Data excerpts
__________________________________________________

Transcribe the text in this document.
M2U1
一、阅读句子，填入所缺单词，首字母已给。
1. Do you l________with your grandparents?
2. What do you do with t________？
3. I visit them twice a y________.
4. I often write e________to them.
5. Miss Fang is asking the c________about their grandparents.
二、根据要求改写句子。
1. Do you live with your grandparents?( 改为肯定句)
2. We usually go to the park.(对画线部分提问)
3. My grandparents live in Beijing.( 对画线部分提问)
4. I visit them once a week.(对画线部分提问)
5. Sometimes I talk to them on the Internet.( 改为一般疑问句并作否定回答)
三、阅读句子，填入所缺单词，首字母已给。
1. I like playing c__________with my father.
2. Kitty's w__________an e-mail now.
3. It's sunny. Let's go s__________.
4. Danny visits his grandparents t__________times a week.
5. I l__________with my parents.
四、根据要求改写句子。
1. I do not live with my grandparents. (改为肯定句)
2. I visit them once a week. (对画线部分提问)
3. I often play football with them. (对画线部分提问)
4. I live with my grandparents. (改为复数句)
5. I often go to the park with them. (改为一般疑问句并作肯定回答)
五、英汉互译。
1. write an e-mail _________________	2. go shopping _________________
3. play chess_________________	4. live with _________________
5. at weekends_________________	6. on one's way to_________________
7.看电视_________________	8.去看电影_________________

__________________________________________________

__Task to carry out__.
Return the full listing, character for character.

__Worked solution__.
Transcribe the text in this document.
M2U1
一、阅读句子，填入所缺单词，首字母已给。
1. Do you l________with your grandparents?
2. What do you do with t________？
3. I visit them twice a y________.
4. I often write e________to them.
5. Miss Fang is asking the c________about their grandparents.
二、根据要求改写句子。
1. Do you live with your grandparents?( 改为肯定句)
2. We usually go to the park.(对画线部分提问)
3. My grandparents live in Beijing.( 对画线部分提问)
4. I visit them once a week.(对画线部分提问)
5. Sometimes I talk to them on the Internet.( 改为一般疑问句并作否定回答)
三、阅读句子，填入所缺单词，首字母已给。
1. I like playing c__________with my father.
2. Kitty's w__________an e-mail now.
3. It's sunny. Let's go s__________.
4. Danny visits his grandparents t__________times a week.
5. I l__________with my parents.
四、根据要求改写句子。
1. I do not live with my grandparents. (改为肯定句)
2. I visit them once a week. (对画线部分提问)
3. I often play football with them. (对画线部分提问)
4. I live with my grandparents. (改为复数句)
5. I often go to the park with them. (改为一般疑问句并作肯定回答)
五、英汉互译。
1. write an e-mail _________________	2. go shopping _________________
3. play chess_________________	4. live with _________________
5. at weekends_________________	6. on one's way to_________________
7.看电视_________________	8.去看电影_________________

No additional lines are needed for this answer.